» To be done: Using the listing below, please gather every line containing the word "Primary".

- - - -

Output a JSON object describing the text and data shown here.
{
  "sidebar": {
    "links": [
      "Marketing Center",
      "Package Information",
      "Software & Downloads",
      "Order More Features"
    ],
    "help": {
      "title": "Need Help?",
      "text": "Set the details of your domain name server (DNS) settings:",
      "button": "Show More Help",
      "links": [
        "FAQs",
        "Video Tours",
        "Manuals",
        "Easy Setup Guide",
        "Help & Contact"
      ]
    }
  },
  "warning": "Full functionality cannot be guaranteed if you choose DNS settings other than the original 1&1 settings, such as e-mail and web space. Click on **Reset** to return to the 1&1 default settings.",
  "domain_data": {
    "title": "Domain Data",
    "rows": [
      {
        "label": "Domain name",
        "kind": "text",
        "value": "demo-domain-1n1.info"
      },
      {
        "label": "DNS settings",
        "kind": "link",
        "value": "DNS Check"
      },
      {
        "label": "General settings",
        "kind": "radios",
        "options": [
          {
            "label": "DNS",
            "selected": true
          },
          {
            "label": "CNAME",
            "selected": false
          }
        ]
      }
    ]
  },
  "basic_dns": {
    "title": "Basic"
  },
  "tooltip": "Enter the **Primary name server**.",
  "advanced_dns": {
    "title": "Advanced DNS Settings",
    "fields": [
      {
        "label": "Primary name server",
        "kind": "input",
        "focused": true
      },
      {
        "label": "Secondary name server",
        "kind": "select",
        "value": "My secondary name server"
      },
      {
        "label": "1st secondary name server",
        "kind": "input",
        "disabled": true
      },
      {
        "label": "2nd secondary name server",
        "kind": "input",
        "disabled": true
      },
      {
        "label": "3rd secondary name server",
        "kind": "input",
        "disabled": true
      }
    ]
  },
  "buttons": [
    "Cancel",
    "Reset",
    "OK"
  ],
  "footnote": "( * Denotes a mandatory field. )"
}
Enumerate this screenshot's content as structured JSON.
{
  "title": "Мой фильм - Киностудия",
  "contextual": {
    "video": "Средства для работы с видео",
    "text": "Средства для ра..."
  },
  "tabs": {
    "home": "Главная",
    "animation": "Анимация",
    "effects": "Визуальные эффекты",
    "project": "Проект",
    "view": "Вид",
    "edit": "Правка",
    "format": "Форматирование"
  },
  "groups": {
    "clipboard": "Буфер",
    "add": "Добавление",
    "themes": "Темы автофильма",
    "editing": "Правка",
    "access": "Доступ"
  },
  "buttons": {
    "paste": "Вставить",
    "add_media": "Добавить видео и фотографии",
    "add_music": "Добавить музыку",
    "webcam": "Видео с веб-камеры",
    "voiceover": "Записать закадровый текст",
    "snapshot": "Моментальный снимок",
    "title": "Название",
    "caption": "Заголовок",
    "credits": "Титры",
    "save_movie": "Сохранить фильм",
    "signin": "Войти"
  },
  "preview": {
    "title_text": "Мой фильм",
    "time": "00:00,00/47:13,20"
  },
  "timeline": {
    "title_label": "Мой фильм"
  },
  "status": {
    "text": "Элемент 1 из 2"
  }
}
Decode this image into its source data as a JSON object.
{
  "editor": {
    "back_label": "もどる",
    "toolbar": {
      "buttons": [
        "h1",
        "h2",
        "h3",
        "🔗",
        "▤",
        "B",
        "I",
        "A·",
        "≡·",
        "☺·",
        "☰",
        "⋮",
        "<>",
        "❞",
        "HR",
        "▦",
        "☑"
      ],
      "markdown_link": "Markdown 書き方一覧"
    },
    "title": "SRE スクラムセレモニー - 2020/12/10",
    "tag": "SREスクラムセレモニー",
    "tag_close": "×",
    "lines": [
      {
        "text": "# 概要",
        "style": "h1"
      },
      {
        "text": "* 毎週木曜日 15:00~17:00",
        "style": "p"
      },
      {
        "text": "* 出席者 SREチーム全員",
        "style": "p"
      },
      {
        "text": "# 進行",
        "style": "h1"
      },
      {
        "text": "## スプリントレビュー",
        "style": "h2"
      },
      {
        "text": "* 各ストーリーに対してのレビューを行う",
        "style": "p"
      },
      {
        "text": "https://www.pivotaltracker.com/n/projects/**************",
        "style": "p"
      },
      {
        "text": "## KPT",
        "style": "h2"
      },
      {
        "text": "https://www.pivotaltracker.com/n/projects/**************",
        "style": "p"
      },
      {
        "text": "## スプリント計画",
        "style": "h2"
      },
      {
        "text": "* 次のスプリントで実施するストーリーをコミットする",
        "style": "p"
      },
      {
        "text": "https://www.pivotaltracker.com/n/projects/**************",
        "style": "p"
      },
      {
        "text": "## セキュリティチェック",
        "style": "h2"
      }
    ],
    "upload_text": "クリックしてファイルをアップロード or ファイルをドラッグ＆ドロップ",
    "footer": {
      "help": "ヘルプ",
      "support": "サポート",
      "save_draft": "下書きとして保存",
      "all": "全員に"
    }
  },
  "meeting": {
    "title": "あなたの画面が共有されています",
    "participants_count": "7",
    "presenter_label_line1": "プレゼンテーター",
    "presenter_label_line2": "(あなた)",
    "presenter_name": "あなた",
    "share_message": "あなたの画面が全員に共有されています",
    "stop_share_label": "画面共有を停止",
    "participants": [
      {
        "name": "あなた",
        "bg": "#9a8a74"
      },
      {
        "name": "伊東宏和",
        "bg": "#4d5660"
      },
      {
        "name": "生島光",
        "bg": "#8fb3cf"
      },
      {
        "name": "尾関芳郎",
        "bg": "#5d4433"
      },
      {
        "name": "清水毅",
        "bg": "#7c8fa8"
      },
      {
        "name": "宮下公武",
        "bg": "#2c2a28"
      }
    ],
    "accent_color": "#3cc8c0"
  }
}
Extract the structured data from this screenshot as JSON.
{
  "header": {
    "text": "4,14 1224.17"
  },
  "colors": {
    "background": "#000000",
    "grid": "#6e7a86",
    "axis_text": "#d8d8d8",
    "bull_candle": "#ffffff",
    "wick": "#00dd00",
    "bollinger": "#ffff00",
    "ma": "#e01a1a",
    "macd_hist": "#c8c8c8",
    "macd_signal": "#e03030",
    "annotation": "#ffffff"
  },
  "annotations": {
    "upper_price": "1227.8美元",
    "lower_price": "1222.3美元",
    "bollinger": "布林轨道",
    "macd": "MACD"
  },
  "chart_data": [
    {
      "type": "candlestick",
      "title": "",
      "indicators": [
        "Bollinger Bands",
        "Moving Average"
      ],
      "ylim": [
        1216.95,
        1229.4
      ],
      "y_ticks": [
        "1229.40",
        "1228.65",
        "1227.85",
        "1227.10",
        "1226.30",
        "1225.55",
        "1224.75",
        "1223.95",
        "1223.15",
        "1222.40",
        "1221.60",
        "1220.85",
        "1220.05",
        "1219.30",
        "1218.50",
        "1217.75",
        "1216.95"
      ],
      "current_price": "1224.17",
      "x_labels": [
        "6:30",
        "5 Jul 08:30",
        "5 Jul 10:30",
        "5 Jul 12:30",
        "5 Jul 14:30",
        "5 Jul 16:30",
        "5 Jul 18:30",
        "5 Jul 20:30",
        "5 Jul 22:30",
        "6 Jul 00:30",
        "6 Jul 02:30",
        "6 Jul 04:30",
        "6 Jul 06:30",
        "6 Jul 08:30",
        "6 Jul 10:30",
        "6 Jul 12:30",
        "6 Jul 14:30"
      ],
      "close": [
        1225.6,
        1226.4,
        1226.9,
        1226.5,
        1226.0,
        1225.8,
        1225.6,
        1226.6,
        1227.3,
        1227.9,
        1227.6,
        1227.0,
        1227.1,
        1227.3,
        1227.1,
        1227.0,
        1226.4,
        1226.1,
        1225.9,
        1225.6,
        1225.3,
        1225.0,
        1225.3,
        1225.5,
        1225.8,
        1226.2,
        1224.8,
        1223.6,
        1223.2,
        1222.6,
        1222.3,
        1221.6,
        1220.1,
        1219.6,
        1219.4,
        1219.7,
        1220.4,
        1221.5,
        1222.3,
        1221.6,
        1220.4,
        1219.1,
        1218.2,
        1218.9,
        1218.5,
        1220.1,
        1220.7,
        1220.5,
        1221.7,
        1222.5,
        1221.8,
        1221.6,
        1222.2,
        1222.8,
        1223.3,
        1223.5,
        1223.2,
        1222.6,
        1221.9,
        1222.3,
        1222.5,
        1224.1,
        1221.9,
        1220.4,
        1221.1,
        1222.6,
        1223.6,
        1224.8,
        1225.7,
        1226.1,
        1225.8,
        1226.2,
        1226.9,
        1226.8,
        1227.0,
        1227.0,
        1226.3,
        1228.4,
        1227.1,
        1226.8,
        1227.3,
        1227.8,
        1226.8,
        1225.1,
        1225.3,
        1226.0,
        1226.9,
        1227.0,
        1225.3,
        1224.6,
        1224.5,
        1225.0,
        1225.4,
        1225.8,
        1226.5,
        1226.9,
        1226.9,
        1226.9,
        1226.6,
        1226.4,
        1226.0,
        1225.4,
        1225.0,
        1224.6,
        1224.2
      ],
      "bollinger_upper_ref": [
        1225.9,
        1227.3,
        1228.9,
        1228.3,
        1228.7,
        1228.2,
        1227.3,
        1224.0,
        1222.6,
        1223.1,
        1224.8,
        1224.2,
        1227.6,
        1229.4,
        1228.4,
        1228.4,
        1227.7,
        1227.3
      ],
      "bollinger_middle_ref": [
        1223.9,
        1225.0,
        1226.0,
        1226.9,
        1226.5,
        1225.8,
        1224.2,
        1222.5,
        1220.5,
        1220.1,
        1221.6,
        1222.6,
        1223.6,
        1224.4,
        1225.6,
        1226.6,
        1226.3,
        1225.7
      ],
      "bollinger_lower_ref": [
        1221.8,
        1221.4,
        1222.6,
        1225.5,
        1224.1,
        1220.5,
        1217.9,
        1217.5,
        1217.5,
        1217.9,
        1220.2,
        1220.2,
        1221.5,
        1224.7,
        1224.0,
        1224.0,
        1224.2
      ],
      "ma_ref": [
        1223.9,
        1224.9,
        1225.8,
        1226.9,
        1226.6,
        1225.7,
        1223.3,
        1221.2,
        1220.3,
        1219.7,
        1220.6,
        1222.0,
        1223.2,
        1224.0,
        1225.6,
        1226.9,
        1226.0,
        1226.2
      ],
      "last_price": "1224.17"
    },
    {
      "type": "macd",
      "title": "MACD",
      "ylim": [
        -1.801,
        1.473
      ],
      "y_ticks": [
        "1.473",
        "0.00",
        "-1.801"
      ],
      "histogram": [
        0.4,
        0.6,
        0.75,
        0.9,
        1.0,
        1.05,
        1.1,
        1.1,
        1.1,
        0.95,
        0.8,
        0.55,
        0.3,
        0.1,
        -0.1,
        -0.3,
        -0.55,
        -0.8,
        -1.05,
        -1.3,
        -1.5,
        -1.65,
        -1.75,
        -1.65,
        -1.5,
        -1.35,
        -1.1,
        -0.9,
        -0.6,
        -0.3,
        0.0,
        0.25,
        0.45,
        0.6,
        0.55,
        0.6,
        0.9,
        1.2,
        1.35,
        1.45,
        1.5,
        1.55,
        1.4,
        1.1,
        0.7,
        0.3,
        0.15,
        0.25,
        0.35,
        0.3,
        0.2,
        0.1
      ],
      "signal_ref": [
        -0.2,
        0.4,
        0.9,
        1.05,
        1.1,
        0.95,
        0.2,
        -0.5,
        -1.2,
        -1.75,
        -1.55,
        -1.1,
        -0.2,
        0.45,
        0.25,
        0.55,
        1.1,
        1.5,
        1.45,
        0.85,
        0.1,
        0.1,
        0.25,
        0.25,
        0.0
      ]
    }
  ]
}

- - - -

» Finished exercise:
  "tooltip": "Enter the **Primary name server**.",
        "label": "Primary name server",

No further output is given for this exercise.